• [Wpisy]:

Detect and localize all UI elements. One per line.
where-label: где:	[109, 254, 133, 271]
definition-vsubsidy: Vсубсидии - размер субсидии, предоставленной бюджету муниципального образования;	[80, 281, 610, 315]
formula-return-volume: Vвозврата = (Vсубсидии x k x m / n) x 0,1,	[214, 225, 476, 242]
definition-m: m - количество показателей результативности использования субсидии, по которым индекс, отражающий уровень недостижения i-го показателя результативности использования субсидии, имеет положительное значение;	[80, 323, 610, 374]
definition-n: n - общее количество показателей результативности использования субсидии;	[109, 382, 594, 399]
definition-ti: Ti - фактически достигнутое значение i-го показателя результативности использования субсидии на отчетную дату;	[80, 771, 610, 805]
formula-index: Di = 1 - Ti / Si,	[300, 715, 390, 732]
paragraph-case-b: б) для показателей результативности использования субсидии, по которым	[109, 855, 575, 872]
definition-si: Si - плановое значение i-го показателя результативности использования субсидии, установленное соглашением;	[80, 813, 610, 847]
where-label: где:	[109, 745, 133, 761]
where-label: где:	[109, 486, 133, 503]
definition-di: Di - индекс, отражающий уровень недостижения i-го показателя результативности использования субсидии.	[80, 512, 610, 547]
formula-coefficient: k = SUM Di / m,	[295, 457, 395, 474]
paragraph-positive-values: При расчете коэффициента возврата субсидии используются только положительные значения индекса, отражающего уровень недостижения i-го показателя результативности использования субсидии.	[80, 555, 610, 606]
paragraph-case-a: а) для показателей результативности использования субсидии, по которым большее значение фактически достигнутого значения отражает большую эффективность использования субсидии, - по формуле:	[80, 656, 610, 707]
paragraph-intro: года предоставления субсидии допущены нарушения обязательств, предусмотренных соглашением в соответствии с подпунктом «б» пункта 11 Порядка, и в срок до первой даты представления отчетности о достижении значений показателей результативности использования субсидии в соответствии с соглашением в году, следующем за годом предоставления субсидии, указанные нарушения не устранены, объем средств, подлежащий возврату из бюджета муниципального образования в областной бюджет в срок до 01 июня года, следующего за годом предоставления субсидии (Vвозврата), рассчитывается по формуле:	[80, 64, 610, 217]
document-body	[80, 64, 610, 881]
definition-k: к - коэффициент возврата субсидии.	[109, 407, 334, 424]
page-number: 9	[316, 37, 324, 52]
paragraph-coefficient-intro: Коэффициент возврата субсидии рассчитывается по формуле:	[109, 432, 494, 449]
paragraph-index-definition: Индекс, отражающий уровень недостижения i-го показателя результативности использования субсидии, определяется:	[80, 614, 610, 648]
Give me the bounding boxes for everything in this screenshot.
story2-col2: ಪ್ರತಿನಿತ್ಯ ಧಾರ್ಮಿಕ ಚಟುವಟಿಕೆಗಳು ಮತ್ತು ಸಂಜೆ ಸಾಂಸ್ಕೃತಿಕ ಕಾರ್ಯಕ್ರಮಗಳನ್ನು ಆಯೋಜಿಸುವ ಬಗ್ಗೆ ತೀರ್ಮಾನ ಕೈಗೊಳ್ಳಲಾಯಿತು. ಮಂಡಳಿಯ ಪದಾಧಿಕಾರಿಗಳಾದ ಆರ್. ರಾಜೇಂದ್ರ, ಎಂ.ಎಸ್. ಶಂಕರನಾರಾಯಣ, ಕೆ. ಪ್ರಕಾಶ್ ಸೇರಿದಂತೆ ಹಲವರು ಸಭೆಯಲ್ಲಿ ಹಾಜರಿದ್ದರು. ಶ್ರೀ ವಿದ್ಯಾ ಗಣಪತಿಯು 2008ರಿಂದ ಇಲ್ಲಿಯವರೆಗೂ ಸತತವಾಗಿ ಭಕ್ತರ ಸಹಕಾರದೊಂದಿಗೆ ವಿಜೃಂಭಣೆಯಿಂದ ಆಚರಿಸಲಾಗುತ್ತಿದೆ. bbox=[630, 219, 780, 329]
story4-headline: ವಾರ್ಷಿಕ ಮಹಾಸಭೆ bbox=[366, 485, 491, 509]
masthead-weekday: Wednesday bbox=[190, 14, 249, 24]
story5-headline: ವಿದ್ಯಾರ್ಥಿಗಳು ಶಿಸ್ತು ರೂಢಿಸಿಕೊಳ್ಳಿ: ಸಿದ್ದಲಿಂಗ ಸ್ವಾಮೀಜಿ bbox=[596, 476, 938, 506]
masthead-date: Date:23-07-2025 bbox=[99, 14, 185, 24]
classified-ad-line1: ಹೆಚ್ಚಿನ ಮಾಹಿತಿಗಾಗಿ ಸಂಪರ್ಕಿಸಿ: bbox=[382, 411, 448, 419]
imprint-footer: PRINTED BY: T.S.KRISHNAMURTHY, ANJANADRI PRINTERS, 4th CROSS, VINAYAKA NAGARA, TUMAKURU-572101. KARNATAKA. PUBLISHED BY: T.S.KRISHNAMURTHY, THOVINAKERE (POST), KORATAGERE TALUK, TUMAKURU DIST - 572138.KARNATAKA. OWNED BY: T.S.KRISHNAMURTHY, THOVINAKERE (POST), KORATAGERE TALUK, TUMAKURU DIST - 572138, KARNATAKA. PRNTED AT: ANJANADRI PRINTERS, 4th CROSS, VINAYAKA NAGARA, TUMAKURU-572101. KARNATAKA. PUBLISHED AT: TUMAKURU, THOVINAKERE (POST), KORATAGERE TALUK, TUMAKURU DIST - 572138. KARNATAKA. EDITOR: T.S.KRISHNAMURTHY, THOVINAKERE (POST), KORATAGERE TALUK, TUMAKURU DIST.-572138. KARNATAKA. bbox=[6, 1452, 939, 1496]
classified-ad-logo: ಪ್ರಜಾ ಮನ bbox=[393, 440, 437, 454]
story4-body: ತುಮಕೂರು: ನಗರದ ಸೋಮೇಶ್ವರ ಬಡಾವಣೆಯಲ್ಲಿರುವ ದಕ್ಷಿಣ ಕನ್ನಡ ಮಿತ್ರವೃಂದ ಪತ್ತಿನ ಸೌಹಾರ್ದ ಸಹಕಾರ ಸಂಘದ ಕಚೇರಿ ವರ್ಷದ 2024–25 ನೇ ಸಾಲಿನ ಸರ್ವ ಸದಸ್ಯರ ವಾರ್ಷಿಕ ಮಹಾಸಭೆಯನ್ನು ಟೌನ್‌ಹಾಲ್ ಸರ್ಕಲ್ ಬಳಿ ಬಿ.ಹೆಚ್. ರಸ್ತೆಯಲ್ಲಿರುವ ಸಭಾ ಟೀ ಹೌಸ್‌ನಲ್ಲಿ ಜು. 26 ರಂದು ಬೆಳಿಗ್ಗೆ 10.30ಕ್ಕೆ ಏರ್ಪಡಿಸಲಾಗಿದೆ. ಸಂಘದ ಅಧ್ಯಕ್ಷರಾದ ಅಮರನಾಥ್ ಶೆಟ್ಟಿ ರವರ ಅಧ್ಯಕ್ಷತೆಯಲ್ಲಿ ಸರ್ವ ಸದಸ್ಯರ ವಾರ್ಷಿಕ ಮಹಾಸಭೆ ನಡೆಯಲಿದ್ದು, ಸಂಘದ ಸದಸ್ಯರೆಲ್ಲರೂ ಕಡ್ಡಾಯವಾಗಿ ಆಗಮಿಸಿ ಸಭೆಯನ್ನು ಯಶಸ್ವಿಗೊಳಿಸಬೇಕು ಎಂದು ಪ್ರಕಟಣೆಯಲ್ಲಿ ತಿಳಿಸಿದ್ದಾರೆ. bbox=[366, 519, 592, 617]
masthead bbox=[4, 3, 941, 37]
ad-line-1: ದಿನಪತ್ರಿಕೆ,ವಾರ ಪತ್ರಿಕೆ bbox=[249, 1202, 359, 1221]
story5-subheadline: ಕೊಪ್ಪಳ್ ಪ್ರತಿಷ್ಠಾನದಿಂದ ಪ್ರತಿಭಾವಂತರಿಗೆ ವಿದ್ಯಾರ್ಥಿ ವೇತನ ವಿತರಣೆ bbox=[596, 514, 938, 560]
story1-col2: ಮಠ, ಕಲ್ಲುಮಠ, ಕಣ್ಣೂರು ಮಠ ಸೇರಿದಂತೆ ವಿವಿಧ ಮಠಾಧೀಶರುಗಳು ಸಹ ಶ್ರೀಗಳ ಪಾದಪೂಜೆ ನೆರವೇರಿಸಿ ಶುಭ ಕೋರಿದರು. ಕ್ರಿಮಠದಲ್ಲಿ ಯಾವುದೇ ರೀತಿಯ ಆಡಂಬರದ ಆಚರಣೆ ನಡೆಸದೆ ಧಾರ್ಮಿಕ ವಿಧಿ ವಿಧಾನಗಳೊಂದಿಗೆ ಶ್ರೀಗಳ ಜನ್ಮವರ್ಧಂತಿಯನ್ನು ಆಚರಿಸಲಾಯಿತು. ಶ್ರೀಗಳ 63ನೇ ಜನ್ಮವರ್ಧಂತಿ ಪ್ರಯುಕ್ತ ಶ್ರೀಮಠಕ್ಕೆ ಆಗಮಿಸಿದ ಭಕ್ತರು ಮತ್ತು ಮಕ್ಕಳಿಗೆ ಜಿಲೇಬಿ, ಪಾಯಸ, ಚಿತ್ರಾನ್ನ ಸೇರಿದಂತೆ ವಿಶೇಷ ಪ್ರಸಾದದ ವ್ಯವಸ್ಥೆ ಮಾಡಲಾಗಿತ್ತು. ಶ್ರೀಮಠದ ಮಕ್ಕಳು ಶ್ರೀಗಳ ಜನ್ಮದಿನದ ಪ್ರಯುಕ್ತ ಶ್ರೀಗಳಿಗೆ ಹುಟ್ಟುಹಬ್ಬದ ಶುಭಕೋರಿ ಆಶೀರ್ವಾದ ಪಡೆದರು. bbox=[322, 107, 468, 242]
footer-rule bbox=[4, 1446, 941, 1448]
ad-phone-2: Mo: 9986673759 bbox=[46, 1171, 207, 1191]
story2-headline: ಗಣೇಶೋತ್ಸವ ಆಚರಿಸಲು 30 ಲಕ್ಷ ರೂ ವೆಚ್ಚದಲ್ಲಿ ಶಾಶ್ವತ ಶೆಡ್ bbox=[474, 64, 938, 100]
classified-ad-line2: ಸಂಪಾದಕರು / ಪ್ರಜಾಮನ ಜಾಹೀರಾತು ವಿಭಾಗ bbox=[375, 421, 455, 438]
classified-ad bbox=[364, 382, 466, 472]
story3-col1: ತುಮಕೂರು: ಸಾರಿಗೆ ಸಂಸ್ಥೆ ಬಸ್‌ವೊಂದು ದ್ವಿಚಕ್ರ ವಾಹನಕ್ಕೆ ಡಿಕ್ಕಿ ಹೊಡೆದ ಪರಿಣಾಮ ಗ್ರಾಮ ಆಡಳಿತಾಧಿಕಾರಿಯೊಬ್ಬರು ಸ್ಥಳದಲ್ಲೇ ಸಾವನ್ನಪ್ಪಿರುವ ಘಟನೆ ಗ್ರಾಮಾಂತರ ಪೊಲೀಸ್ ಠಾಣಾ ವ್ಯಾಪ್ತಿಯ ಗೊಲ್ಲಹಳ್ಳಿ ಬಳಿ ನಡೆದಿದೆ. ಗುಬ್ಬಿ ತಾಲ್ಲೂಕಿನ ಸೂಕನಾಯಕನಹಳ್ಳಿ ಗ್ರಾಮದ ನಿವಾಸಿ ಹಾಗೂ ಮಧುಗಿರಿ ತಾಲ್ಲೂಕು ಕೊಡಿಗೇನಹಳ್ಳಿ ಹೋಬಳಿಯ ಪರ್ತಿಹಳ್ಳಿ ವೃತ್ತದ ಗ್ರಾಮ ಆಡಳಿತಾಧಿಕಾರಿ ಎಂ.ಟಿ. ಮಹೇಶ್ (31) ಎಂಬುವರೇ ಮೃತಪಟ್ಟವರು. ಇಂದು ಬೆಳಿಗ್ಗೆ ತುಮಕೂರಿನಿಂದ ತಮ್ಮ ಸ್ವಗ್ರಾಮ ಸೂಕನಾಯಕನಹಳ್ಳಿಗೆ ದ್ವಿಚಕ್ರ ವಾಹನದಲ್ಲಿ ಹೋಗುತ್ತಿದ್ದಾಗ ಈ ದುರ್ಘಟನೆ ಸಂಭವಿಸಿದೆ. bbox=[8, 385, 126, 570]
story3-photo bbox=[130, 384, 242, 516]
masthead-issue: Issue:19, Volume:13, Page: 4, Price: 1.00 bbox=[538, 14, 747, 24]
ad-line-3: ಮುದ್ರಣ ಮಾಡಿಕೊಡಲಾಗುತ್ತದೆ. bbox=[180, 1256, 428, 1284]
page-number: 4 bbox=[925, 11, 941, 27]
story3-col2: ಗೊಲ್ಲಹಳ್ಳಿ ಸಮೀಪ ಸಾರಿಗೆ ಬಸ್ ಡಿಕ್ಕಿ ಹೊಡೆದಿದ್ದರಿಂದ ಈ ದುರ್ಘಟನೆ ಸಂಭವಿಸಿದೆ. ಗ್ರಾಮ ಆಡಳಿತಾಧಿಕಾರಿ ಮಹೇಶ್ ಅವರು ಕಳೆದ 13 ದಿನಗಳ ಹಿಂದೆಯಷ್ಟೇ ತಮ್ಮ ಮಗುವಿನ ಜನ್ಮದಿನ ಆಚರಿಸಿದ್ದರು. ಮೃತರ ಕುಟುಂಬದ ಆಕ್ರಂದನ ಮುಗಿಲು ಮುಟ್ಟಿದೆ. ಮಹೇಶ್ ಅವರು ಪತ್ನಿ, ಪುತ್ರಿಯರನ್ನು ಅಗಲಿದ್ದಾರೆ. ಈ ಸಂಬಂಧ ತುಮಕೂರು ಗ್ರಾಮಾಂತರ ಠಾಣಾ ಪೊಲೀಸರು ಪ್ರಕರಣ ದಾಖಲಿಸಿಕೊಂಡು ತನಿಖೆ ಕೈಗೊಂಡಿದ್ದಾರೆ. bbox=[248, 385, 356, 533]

• [Wymagania zadania]:
Przemianuj „formula-return-volume” na „formula-refund-volume” w części danych od pierwszego wiersza do wiersza z „definition-m: m - количество” włącznie. Wypisz tylko tę część, a resztę zostaw bez zmian.

• [Odpowiedź do ćwiczenia]:
Detect and localize all UI elements. One per line.
where-label: где:	[109, 254, 133, 271]
definition-vsubsidy: Vсубсидии - размер субсидии, предоставленной бюджету муниципального образования;	[80, 281, 610, 315]
formula-refund-volume: Vвозврата = (Vсубсидии x k x m / n) x 0,1,	[214, 225, 476, 242]
definition-m: m - количество показателей результативности использования субсидии, по которым индекс, отражающий уровень недостижения i-го показателя результативности использования субсидии, имеет положительное значение;	[80, 323, 610, 374]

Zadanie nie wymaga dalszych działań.